Collected data:
- - -
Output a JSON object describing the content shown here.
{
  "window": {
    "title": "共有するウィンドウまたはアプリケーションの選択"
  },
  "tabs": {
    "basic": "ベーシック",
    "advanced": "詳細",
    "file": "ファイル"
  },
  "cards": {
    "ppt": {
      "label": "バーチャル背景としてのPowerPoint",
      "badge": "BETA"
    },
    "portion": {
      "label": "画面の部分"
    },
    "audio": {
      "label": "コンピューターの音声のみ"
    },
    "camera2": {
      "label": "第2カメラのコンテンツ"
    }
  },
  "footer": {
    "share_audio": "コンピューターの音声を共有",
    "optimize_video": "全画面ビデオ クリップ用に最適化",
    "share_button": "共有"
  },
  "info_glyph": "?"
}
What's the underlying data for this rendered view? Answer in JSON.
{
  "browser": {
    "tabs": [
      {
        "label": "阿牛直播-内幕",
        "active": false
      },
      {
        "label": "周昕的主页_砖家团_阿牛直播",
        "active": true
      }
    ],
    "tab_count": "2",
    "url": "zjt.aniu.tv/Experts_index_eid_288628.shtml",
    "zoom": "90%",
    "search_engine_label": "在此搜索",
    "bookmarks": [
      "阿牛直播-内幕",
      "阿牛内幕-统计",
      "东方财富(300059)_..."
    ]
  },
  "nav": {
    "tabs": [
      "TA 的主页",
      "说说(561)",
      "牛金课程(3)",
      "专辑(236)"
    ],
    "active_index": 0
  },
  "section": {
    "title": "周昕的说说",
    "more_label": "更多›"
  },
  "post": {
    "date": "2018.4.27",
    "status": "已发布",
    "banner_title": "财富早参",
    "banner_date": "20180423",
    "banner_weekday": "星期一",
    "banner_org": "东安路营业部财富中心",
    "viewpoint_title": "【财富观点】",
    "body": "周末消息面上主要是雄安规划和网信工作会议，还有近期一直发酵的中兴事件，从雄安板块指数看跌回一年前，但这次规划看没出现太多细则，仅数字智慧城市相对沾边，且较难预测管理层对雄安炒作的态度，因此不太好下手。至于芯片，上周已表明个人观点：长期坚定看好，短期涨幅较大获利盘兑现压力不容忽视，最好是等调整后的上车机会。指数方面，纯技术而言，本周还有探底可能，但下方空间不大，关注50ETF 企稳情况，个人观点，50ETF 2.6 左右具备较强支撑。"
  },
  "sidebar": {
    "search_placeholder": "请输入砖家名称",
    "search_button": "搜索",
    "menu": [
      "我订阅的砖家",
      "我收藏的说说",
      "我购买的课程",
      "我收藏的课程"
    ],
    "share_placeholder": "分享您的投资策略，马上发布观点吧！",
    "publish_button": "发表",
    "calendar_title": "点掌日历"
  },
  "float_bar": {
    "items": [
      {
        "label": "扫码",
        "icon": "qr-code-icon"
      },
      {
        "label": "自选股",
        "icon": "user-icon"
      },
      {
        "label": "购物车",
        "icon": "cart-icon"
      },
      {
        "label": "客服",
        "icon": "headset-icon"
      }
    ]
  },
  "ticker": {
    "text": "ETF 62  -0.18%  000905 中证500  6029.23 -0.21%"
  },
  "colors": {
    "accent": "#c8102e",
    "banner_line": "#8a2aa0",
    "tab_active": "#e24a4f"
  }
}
- - -
- Do this -
Write out all the data again, exactly as it appears.

- Expected answer -
Output a JSON object describing the content shown here.
{
  "window": {
    "title": "共有するウィンドウまたはアプリケーションの選択"
  },
  "tabs": {
    "basic": "ベーシック",
    "advanced": "詳細",
    "file": "ファイル"
  },
  "cards": {
    "ppt": {
      "label": "バーチャル背景としてのPowerPoint",
      "badge": "BETA"
    },
    "portion": {
      "label": "画面の部分"
    },
    "audio": {
      "label": "コンピューターの音声のみ"
    },
    "camera2": {
      "label": "第2カメラのコンテンツ"
    }
  },
  "footer": {
    "share_audio": "コンピューターの音声を共有",
    "optimize_video": "全画面ビデオ クリップ用に最適化",
    "share_button": "共有"
  },
  "info_glyph": "?"
}
What's the underlying data for this rendered view? Answer in JSON.
{
  "browser": {
    "tabs": [
      {
        "label": "阿牛直播-内幕",
        "active": false
      },
      {
        "label": "周昕的主页_砖家团_阿牛直播",
        "active": true
      }
    ],
    "tab_count": "2",
    "url": "zjt.aniu.tv/Experts_index_eid_288628.shtml",
    "zoom": "90%",
    "search_engine_label": "在此搜索",
    "bookmarks": [
      "阿牛直播-内幕",
      "阿牛内幕-统计",
      "东方财富(300059)_..."
    ]
  },
  "nav": {
    "tabs": [
      "TA 的主页",
      "说说(561)",
      "牛金课程(3)",
      "专辑(236)"
    ],
    "active_index": 0
  },
  "section": {
    "title": "周昕的说说",
    "more_label": "更多›"
  },
  "post": {
    "date": "2018.4.27",
    "status": "已发布",
    "banner_title": "财富早参",
    "banner_date": "20180423",
    "banner_weekday": "星期一",
    "banner_org": "东安路营业部财富中心",
    "viewpoint_title": "【财富观点】",
    "body": "周末消息面上主要是雄安规划和网信工作会议，还有近期一直发酵的中兴事件，从雄安板块指数看跌回一年前，但这次规划看没出现太多细则，仅数字智慧城市相对沾边，且较难预测管理层对雄安炒作的态度，因此不太好下手。至于芯片，上周已表明个人观点：长期坚定看好，短期涨幅较大获利盘兑现压力不容忽视，最好是等调整后的上车机会。指数方面，纯技术而言，本周还有探底可能，但下方空间不大，关注50ETF 企稳情况，个人观点，50ETF 2.6 左右具备较强支撑。"
  },
  "sidebar": {
    "search_placeholder": "请输入砖家名称",
    "search_button": "搜索",
    "menu": [
      "我订阅的砖家",
      "我收藏的说说",
      "我购买的课程",
      "我收藏的课程"
    ],
    "share_placeholder": "分享您的投资策略，马上发布观点吧！",
    "publish_button": "发表",
    "calendar_title": "点掌日历"
  },
  "float_bar": {
    "items": [
      {
        "label": "扫码",
        "icon": "qr-code-icon"
      },
      {
        "label": "自选股",
        "icon": "user-icon"
      },
      {
        "label": "购物车",
        "icon": "cart-icon"
      },
      {
        "label": "客服",
        "icon": "headset-icon"
      }
    ]
  },
  "ticker": {
    "text": "ETF 62  -0.18%  000905 中证500  6029.23 -0.21%"
  },
  "colors": {
    "accent": "#c8102e",
    "banner_line": "#8a2aa0",
    "tab_active": "#e24a4f"
  }
}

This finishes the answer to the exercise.